--- START OF Working data ---

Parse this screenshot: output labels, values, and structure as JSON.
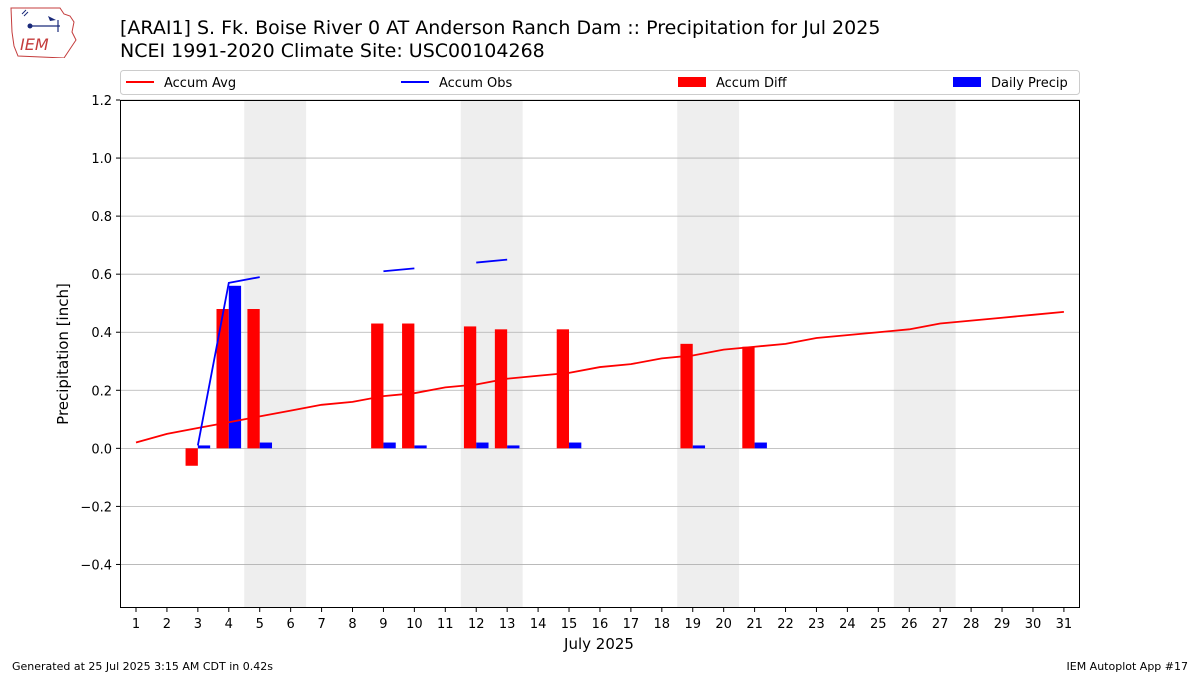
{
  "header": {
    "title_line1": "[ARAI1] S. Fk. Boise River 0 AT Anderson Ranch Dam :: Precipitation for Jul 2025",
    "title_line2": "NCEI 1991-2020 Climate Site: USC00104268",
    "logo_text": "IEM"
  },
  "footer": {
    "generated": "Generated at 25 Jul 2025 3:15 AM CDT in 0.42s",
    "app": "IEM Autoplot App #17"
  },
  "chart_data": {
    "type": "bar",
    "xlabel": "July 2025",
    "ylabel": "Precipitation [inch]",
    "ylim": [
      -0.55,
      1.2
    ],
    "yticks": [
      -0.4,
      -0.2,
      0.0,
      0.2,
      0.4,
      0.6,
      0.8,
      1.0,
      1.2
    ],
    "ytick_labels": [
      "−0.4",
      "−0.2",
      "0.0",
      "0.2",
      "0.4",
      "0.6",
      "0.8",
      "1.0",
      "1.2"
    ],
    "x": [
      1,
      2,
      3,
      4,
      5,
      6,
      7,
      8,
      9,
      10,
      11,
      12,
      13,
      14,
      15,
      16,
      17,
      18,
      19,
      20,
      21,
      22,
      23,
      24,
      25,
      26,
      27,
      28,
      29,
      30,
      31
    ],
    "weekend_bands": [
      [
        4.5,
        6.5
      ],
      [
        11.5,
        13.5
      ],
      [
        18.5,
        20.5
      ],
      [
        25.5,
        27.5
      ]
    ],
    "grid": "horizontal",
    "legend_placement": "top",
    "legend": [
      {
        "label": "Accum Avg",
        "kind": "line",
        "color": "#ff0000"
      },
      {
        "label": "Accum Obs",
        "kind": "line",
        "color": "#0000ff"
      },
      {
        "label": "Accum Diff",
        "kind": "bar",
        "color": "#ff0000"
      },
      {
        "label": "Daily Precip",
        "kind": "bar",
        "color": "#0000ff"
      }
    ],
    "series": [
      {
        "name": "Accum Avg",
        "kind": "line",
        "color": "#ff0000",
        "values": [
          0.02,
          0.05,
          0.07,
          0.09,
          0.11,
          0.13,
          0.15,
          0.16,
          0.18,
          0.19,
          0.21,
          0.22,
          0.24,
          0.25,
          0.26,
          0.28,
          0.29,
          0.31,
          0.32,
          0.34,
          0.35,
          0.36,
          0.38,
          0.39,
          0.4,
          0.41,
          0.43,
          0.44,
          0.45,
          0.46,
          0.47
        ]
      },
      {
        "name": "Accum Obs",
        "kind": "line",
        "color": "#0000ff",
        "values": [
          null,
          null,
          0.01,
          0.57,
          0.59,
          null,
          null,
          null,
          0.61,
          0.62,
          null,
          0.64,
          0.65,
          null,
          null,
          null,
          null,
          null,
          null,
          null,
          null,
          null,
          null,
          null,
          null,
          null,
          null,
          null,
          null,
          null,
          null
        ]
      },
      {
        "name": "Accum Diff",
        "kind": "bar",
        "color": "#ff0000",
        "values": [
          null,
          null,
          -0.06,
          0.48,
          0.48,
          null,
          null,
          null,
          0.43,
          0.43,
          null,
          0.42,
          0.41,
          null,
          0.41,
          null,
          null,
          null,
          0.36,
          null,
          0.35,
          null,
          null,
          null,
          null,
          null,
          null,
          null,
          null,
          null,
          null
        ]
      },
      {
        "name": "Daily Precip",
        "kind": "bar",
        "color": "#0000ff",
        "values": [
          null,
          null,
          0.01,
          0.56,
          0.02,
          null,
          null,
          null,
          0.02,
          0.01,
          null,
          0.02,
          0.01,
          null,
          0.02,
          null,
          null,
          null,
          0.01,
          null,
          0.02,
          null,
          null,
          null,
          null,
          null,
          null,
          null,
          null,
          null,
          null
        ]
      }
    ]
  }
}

--- END OF Working data ---

» Task instructions: Every line that holds the word "Accum" counts once; state the total number of such lines and nothing else.

» Exercise response: 6